* _STATED GOAL_:
Find how many lines of the listing below include the word "name", then report the number by itself.

* _MATERIAL SHOWN_:
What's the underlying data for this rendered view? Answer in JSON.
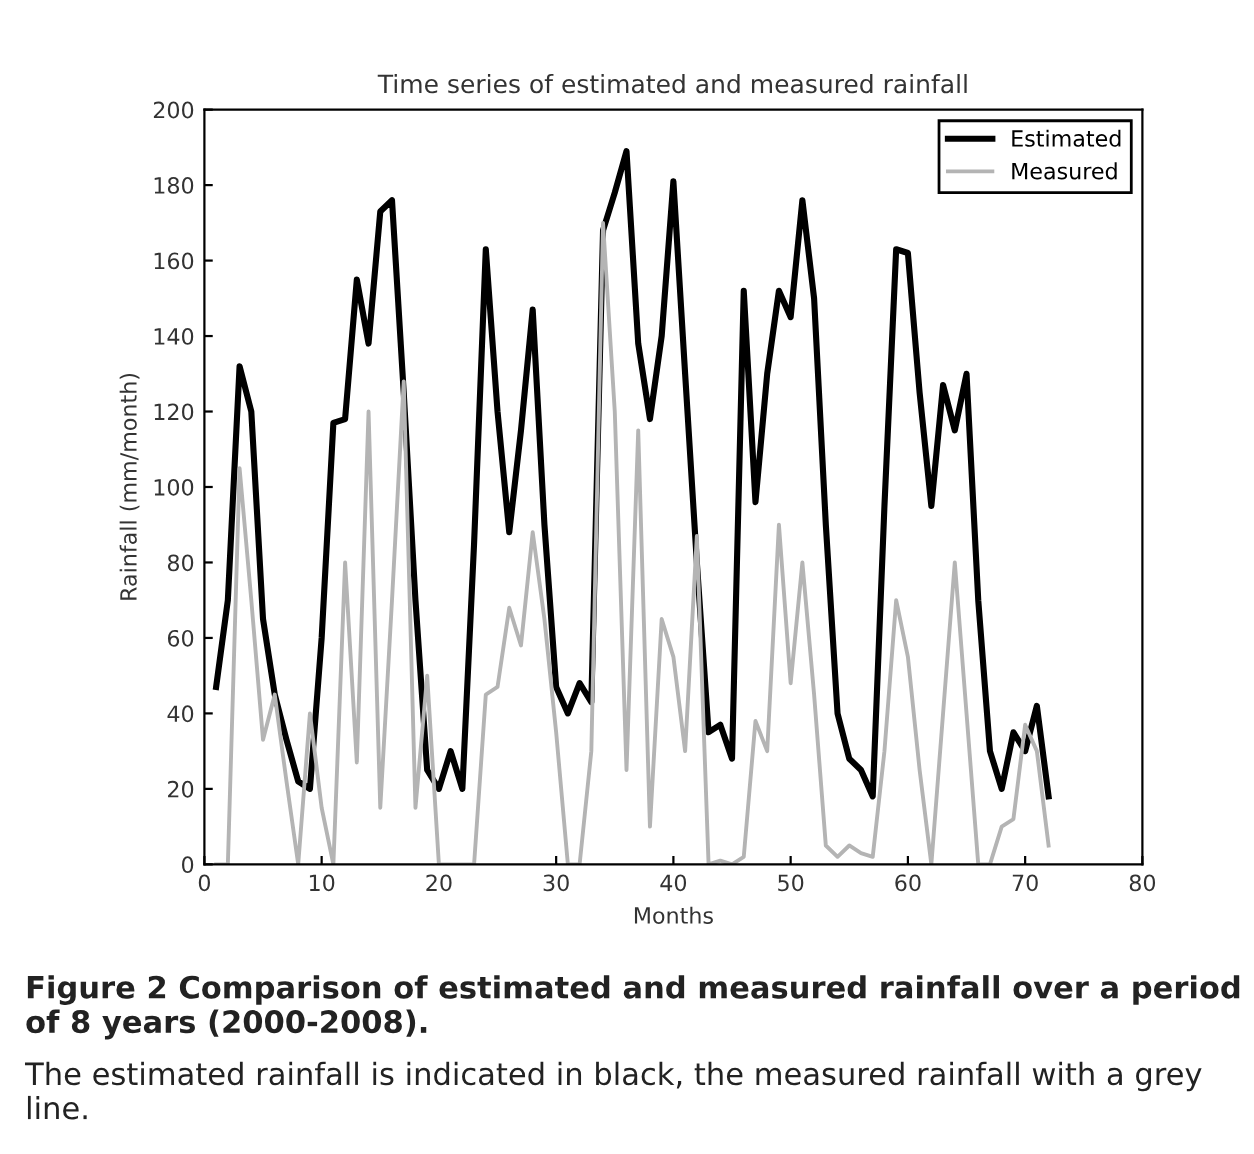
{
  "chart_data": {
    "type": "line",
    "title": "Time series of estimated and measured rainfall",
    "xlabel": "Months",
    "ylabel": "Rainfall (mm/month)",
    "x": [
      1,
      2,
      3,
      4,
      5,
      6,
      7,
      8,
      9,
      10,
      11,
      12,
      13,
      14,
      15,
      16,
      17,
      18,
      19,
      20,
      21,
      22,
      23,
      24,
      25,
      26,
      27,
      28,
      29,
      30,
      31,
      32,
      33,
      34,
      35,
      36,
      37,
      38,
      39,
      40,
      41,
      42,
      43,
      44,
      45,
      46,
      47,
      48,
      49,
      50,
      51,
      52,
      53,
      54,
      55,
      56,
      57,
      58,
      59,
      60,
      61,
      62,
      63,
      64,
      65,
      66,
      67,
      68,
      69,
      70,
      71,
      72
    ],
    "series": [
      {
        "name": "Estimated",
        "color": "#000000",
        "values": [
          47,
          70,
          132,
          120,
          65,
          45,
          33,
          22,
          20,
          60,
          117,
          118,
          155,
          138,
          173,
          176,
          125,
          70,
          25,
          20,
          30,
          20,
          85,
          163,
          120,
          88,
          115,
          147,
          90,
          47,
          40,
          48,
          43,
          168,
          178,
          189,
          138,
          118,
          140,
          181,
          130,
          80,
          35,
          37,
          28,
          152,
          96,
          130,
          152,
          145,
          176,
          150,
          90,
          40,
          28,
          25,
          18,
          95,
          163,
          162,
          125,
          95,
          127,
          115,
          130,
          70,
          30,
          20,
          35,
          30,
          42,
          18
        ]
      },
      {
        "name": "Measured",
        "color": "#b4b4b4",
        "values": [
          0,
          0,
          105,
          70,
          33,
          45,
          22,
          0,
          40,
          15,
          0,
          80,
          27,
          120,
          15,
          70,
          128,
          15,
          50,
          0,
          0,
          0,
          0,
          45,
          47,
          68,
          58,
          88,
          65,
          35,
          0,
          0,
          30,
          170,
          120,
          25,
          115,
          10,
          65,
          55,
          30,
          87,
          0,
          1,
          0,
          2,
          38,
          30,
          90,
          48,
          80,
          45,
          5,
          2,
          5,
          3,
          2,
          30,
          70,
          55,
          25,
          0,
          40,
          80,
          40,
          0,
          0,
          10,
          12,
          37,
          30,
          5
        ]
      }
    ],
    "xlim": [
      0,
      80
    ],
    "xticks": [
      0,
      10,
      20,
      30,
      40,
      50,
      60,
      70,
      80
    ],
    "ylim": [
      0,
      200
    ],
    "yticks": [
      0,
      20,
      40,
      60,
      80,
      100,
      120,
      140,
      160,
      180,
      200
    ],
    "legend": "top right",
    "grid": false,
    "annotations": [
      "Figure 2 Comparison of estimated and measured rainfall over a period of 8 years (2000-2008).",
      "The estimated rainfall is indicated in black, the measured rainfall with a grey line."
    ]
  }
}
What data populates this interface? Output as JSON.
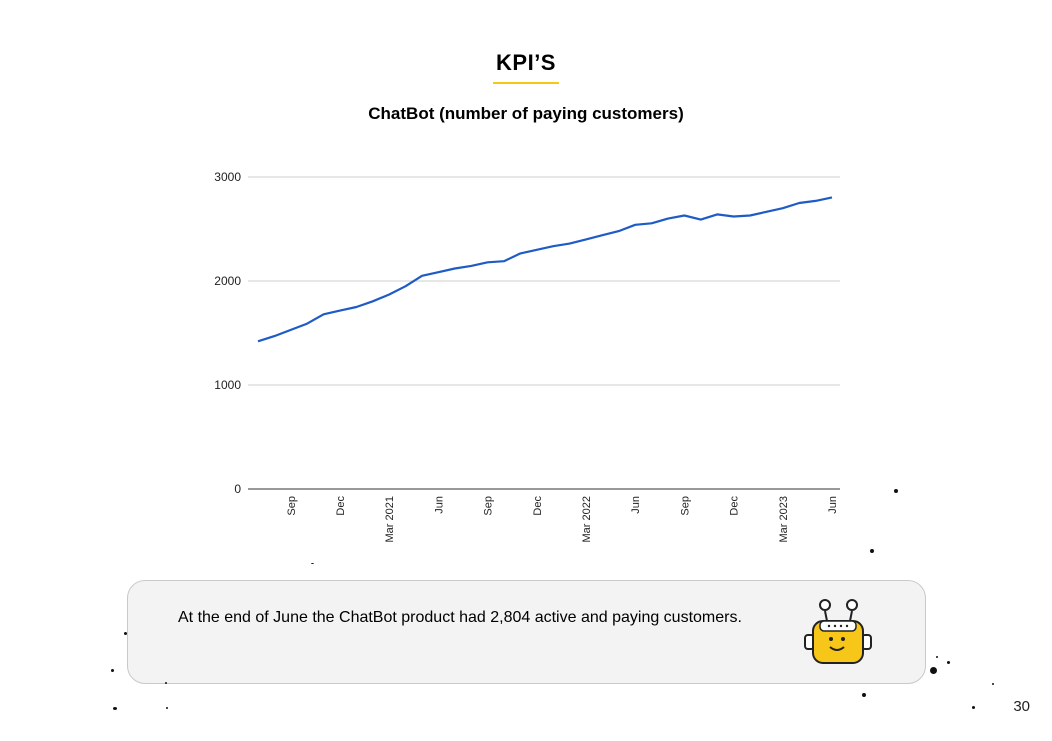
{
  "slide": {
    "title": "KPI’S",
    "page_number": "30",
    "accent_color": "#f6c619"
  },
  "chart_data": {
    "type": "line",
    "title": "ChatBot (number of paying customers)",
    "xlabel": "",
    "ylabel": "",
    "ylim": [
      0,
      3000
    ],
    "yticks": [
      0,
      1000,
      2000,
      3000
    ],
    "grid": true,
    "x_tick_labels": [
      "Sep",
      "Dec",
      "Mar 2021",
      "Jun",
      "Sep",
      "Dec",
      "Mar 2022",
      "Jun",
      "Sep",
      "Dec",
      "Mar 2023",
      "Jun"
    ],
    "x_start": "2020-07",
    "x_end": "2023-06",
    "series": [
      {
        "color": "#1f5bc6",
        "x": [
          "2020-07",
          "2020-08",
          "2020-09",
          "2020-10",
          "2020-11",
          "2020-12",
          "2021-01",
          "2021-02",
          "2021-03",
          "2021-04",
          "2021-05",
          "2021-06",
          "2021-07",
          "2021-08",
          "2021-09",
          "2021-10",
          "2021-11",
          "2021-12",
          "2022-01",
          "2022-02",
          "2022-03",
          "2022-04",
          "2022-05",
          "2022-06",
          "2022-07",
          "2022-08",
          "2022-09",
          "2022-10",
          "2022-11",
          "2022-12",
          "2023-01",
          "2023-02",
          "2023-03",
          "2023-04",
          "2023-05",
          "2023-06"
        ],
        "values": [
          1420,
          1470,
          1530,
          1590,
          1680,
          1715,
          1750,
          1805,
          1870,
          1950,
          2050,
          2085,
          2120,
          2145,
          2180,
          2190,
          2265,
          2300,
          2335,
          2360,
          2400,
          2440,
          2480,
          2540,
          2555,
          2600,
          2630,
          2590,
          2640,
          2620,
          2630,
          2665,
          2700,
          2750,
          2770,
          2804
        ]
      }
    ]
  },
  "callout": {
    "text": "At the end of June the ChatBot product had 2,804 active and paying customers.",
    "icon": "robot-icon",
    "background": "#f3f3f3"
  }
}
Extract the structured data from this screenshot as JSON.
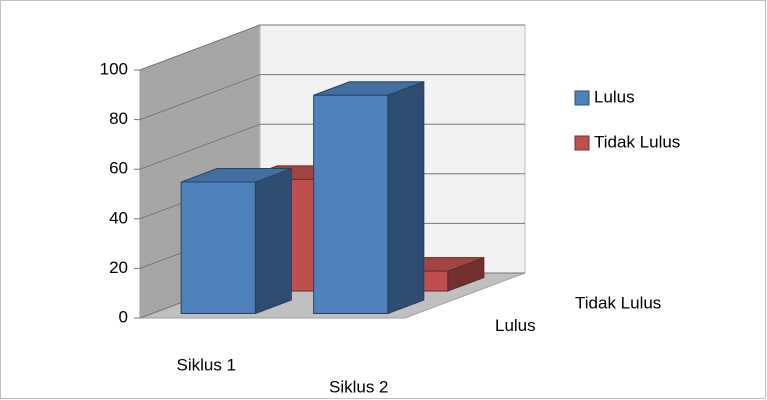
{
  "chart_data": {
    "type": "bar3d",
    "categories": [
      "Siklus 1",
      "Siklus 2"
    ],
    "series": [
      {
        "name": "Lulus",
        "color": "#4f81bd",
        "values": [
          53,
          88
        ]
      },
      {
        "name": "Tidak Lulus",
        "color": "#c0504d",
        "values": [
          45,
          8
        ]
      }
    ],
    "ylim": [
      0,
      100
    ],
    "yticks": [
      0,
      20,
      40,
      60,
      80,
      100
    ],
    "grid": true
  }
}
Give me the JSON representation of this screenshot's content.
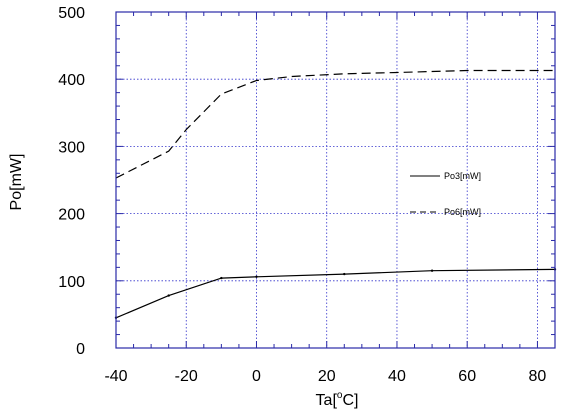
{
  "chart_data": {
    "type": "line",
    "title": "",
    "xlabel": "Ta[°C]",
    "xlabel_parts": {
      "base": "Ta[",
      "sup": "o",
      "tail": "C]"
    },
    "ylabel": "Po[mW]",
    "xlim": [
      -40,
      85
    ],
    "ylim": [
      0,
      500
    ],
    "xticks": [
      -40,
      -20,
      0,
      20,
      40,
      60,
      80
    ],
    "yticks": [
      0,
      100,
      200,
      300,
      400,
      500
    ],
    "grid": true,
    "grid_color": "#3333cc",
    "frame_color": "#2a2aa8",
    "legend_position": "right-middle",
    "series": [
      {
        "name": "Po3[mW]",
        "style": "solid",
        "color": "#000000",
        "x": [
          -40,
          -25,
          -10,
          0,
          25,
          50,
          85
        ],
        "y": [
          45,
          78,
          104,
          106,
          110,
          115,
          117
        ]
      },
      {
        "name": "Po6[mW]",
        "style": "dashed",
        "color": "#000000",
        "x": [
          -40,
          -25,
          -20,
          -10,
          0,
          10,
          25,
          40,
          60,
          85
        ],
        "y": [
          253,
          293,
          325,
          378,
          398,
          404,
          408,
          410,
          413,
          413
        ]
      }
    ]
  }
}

* _EXERCISE OUTPUT_:
6